*DATASET CONTENT*
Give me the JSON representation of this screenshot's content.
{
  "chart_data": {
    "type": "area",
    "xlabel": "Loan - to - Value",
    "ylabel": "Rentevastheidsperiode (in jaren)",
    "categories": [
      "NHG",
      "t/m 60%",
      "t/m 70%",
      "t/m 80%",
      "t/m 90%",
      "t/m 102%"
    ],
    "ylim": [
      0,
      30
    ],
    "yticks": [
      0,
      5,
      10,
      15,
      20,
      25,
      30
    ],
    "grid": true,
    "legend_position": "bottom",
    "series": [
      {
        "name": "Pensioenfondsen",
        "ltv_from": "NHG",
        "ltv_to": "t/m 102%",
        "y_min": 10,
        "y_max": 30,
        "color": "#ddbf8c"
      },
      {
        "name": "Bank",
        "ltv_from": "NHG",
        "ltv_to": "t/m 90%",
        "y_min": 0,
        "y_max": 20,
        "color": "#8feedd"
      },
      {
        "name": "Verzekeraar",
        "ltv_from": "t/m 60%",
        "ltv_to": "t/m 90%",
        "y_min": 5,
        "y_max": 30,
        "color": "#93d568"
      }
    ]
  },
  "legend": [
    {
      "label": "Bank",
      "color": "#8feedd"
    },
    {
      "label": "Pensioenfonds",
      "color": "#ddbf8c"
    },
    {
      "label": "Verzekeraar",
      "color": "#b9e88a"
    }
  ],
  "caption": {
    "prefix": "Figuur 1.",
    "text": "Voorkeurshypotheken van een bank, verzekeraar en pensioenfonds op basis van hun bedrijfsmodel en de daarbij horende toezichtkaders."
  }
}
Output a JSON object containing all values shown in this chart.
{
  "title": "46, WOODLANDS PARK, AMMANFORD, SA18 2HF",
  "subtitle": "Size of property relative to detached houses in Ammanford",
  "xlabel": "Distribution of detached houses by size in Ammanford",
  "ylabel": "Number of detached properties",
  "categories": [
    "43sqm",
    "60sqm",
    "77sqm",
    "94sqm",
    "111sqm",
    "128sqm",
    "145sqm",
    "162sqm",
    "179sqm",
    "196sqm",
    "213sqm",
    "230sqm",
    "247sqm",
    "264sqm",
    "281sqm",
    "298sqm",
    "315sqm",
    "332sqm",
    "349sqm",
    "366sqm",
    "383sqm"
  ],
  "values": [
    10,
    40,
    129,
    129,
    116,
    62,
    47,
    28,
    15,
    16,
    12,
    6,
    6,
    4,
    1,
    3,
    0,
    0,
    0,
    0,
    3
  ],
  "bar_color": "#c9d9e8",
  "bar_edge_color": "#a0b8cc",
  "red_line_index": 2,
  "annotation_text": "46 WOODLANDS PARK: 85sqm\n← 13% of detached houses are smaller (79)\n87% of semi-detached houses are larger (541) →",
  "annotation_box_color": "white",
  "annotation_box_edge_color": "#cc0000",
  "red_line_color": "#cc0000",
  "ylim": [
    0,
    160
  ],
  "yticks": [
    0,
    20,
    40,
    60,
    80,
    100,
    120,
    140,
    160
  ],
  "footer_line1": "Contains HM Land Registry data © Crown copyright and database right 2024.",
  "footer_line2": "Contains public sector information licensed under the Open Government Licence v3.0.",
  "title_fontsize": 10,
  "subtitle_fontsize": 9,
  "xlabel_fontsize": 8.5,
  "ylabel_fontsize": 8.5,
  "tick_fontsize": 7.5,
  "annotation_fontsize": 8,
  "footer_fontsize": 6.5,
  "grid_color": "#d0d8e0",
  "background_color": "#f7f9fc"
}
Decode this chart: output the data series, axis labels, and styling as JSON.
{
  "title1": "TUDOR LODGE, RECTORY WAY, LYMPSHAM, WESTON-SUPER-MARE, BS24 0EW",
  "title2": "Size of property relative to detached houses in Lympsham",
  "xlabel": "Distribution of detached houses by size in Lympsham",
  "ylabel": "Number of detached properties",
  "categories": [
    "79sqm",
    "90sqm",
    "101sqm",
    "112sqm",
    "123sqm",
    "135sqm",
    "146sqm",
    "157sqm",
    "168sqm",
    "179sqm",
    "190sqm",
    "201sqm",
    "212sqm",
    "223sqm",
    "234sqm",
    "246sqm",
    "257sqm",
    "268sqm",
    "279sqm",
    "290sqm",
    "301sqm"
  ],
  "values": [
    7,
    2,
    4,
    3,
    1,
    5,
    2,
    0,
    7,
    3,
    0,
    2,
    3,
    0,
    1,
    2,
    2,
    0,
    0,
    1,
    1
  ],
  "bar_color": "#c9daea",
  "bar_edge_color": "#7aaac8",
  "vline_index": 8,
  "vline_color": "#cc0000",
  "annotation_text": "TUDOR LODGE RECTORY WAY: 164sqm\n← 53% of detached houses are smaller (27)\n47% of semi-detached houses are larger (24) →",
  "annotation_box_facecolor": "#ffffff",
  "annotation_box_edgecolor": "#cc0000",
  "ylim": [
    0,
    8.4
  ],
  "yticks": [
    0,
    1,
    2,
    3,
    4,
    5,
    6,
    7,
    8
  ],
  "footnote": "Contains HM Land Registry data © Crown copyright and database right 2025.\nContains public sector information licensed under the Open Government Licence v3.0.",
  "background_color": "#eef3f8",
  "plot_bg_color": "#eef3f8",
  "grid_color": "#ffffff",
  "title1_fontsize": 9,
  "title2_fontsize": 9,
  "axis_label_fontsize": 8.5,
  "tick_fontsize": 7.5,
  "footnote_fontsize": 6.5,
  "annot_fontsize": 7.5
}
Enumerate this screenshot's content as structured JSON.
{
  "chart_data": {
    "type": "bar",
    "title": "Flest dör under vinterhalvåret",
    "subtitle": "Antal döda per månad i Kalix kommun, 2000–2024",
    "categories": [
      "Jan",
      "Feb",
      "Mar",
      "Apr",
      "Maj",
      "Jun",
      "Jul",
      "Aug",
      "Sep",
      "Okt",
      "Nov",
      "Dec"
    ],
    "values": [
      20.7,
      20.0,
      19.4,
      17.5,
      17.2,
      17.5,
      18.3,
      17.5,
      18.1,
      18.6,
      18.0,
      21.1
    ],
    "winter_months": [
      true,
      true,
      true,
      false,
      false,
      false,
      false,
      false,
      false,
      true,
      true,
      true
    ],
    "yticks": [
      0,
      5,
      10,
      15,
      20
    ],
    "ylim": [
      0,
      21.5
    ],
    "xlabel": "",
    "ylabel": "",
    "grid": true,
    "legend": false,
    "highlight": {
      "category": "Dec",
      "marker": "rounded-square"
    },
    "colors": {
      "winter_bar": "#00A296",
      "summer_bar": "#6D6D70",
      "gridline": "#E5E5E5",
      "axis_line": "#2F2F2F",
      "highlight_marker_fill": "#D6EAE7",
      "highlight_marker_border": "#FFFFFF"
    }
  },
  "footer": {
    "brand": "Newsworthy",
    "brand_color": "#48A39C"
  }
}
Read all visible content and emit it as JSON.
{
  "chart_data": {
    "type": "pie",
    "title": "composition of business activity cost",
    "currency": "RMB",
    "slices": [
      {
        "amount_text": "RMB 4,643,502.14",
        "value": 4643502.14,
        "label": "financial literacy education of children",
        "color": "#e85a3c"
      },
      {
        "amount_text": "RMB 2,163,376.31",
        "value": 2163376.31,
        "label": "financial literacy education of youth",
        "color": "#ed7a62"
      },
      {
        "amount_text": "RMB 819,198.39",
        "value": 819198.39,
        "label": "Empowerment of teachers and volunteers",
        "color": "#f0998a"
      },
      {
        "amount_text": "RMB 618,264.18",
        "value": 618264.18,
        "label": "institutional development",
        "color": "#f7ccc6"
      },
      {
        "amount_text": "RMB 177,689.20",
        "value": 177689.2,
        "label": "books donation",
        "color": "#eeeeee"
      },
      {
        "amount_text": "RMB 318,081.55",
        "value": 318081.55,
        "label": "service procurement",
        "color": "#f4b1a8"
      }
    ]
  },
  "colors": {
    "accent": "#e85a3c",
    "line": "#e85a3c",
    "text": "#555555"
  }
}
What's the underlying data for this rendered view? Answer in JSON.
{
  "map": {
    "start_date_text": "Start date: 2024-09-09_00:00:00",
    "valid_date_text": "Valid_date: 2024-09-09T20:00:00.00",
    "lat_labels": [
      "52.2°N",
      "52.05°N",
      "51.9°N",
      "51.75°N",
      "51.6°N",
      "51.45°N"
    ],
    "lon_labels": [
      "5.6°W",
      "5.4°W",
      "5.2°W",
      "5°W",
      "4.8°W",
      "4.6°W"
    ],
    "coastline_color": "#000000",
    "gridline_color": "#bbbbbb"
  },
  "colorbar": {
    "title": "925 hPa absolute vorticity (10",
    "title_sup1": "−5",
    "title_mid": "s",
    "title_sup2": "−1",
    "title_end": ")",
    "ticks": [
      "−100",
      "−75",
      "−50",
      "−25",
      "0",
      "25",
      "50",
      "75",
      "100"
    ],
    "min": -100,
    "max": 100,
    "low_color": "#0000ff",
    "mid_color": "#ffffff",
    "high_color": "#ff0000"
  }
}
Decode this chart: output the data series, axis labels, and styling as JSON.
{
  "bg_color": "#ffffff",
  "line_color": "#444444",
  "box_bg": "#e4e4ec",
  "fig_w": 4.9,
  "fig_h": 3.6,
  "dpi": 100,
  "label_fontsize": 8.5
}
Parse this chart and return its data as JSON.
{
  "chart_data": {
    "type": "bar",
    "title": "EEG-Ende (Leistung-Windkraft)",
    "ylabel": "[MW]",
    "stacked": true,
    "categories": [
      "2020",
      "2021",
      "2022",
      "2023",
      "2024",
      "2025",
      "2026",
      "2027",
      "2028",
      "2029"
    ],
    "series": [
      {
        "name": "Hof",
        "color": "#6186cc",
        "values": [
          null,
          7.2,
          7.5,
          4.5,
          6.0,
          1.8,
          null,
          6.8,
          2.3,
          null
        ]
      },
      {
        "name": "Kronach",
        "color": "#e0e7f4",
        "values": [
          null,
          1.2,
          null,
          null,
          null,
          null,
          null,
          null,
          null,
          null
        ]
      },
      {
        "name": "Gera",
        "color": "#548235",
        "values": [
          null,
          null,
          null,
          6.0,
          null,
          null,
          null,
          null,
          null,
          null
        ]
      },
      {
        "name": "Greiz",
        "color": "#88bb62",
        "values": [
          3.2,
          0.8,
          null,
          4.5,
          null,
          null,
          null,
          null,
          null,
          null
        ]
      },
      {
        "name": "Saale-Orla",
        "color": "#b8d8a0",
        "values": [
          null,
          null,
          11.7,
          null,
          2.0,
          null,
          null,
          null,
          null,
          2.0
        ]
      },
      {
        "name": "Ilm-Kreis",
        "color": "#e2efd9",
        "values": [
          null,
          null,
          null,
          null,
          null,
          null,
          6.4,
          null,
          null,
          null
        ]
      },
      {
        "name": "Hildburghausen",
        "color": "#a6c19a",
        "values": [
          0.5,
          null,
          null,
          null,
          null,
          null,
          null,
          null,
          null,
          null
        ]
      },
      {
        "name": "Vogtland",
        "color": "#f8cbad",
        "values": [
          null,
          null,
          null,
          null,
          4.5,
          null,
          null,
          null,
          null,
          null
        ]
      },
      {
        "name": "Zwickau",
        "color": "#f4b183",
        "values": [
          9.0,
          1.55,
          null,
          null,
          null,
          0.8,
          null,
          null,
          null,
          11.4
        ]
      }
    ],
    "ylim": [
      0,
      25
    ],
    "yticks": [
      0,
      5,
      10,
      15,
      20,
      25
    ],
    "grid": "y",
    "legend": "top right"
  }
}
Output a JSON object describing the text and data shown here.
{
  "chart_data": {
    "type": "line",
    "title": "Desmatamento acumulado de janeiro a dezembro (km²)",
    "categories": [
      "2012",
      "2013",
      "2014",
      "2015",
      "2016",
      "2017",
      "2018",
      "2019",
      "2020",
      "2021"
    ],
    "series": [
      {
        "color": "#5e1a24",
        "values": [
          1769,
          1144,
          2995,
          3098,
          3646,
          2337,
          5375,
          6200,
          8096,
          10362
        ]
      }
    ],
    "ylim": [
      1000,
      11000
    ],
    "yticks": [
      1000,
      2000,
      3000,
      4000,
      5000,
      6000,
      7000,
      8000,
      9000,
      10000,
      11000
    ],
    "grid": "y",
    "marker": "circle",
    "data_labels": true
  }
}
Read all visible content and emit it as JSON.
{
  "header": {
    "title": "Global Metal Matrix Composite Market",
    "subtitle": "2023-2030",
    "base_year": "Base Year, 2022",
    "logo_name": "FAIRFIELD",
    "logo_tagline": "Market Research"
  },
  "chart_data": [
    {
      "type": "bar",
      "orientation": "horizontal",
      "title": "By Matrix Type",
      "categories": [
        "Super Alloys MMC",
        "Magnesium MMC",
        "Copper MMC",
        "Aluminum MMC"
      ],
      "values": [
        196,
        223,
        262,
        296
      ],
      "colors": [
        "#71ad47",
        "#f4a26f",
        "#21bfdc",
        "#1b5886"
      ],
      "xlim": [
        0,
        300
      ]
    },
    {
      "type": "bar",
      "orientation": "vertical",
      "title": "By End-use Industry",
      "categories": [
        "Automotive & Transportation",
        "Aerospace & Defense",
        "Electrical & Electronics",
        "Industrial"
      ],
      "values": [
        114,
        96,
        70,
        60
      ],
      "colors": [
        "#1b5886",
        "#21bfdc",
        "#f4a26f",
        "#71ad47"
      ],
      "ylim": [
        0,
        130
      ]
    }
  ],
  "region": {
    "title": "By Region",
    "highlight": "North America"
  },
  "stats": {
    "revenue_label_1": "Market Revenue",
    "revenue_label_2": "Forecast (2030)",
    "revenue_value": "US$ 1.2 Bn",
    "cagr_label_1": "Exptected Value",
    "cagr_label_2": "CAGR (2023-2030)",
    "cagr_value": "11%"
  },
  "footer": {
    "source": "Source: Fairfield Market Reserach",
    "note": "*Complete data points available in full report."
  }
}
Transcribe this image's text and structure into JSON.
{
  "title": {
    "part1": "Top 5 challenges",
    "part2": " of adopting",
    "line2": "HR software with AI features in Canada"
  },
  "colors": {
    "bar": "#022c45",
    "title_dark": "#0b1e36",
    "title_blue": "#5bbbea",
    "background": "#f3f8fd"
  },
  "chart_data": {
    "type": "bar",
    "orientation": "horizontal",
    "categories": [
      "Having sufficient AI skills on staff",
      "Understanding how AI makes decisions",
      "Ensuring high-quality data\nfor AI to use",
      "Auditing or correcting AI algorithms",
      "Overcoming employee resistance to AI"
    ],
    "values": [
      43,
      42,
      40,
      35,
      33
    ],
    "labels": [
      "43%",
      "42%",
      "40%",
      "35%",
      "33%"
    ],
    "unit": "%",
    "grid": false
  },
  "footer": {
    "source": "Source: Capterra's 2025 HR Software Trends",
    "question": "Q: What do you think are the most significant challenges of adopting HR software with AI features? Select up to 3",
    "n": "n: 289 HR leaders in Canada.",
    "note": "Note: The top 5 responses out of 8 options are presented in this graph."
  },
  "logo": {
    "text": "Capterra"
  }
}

*DIRECTIONS FOR THIS TASK*
Return all the lines that contain the string "database".

*OUTPUT FOR THIS TASK*
  "footer_line1": "Contains HM Land Registry data © Crown copyright and database right 2024.",
  "footnote": "Contains HM Land Registry data © Crown copyright and database right 2025.\nContains public sector information licensed under the Open Government Licence v3.0.",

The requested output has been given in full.